Give the data again, word for word.

——————

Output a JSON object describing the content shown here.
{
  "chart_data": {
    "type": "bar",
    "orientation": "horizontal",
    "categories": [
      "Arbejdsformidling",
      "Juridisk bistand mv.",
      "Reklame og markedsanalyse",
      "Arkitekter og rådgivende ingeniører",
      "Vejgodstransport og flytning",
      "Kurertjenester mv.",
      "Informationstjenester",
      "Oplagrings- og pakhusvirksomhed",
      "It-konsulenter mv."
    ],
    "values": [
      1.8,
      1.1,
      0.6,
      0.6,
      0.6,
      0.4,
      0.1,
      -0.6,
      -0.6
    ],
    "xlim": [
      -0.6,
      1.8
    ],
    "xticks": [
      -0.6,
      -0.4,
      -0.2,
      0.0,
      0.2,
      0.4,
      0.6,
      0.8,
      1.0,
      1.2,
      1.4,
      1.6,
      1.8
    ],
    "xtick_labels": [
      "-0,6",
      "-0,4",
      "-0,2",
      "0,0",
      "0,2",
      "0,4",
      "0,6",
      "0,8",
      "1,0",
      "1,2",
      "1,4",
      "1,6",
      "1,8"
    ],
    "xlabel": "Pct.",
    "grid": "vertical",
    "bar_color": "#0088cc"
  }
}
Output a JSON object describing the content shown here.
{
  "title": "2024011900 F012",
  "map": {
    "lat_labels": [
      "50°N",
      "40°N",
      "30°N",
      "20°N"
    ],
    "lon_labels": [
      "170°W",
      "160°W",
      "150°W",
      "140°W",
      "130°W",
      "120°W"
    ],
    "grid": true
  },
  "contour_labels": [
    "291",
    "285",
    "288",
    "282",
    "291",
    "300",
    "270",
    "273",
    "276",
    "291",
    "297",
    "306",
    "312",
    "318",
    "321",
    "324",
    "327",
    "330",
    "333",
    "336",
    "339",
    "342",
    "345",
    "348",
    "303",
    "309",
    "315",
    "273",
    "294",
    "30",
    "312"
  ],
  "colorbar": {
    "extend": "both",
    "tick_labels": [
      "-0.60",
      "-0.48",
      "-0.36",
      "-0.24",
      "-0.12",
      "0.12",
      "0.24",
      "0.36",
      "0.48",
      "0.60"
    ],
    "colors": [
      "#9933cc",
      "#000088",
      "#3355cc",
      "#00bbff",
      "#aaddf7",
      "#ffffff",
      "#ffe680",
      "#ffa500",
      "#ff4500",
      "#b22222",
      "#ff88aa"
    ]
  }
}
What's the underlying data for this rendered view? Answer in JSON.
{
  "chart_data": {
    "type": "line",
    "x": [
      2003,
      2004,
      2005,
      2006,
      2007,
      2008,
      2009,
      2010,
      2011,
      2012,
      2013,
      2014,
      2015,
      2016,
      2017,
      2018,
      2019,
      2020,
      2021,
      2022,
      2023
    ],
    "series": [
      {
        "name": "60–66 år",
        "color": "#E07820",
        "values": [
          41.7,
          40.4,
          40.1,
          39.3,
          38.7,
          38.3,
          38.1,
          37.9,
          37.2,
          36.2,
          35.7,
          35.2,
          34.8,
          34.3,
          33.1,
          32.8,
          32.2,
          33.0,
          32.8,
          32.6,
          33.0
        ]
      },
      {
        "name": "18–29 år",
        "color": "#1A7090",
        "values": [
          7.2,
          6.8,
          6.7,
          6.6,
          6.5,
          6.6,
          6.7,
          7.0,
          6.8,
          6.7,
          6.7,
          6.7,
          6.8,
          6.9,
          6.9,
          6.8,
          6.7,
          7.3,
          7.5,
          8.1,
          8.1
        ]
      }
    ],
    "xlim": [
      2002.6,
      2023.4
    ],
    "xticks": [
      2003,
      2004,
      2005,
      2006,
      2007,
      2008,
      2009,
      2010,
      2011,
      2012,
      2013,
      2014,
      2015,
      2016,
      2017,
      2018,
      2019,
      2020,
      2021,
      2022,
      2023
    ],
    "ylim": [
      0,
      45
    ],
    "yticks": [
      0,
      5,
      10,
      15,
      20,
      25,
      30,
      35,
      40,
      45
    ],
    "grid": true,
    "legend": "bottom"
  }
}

——————

## Exercise answer
Output a JSON object describing the content shown here.
{
  "chart_data": {
    "type": "bar",
    "orientation": "horizontal",
    "categories": [
      "Arbejdsformidling",
      "Juridisk bistand mv.",
      "Reklame og markedsanalyse",
      "Arkitekter og rådgivende ingeniører",
      "Vejgodstransport og flytning",
      "Kurertjenester mv.",
      "Informationstjenester",
      "Oplagrings- og pakhusvirksomhed",
      "It-konsulenter mv."
    ],
    "values": [
      1.8,
      1.1,
      0.6,
      0.6,
      0.6,
      0.4,
      0.1,
      -0.6,
      -0.6
    ],
    "xlim": [
      -0.6,
      1.8
    ],
    "xticks": [
      -0.6,
      -0.4,
      -0.2,
      0.0,
      0.2,
      0.4,
      0.6,
      0.8,
      1.0,
      1.2,
      1.4,
      1.6,
      1.8
    ],
    "xtick_labels": [
      "-0,6",
      "-0,4",
      "-0,2",
      "0,0",
      "0,2",
      "0,4",
      "0,6",
      "0,8",
      "1,0",
      "1,2",
      "1,4",
      "1,6",
      "1,8"
    ],
    "xlabel": "Pct.",
    "grid": "vertical",
    "bar_color": "#0088cc"
  }
}
Output a JSON object describing the content shown here.
{
  "title": "2024011900 F012",
  "map": {
    "lat_labels": [
      "50°N",
      "40°N",
      "30°N",
      "20°N"
    ],
    "lon_labels": [
      "170°W",
      "160°W",
      "150°W",
      "140°W",
      "130°W",
      "120°W"
    ],
    "grid": true
  },
  "contour_labels": [
    "291",
    "285",
    "288",
    "282",
    "291",
    "300",
    "270",
    "273",
    "276",
    "291",
    "297",
    "306",
    "312",
    "318",
    "321",
    "324",
    "327",
    "330",
    "333",
    "336",
    "339",
    "342",
    "345",
    "348",
    "303",
    "309",
    "315",
    "273",
    "294",
    "30",
    "312"
  ],
  "colorbar": {
    "extend": "both",
    "tick_labels": [
      "-0.60",
      "-0.48",
      "-0.36",
      "-0.24",
      "-0.12",
      "0.12",
      "0.24",
      "0.36",
      "0.48",
      "0.60"
    ],
    "colors": [
      "#9933cc",
      "#000088",
      "#3355cc",
      "#00bbff",
      "#aaddf7",
      "#ffffff",
      "#ffe680",
      "#ffa500",
      "#ff4500",
      "#b22222",
      "#ff88aa"
    ]
  }
}
What's the underlying data for this rendered view? Answer in JSON.
{
  "chart_data": {
    "type": "line",
    "x": [
      2003,
      2004,
      2005,
      2006,
      2007,
      2008,
      2009,
      2010,
      2011,
      2012,
      2013,
      2014,
      2015,
      2016,
      2017,
      2018,
      2019,
      2020,
      2021,
      2022,
      2023
    ],
    "series": [
      {
        "name": "60–66 år",
        "color": "#E07820",
        "values": [
          41.7,
          40.4,
          40.1,
          39.3,
          38.7,
          38.3,
          38.1,
          37.9,
          37.2,
          36.2,
          35.7,
          35.2,
          34.8,
          34.3,
          33.1,
          32.8,
          32.2,
          33.0,
          32.8,
          32.6,
          33.0
        ]
      },
      {
        "name": "18–29 år",
        "color": "#1A7090",
        "values": [
          7.2,
          6.8,
          6.7,
          6.6,
          6.5,
          6.6,
          6.7,
          7.0,
          6.8,
          6.7,
          6.7,
          6.7,
          6.8,
          6.9,
          6.9,
          6.8,
          6.7,
          7.3,
          7.5,
          8.1,
          8.1
        ]
      }
    ],
    "xlim": [
      2002.6,
      2023.4
    ],
    "xticks": [
      2003,
      2004,
      2005,
      2006,
      2007,
      2008,
      2009,
      2010,
      2011,
      2012,
      2013,
      2014,
      2015,
      2016,
      2017,
      2018,
      2019,
      2020,
      2021,
      2022,
      2023
    ],
    "ylim": [
      0,
      45
    ],
    "yticks": [
      0,
      5,
      10,
      15,
      20,
      25,
      30,
      35,
      40,
      45
    ],
    "grid": true,
    "legend": "bottom"
  }
}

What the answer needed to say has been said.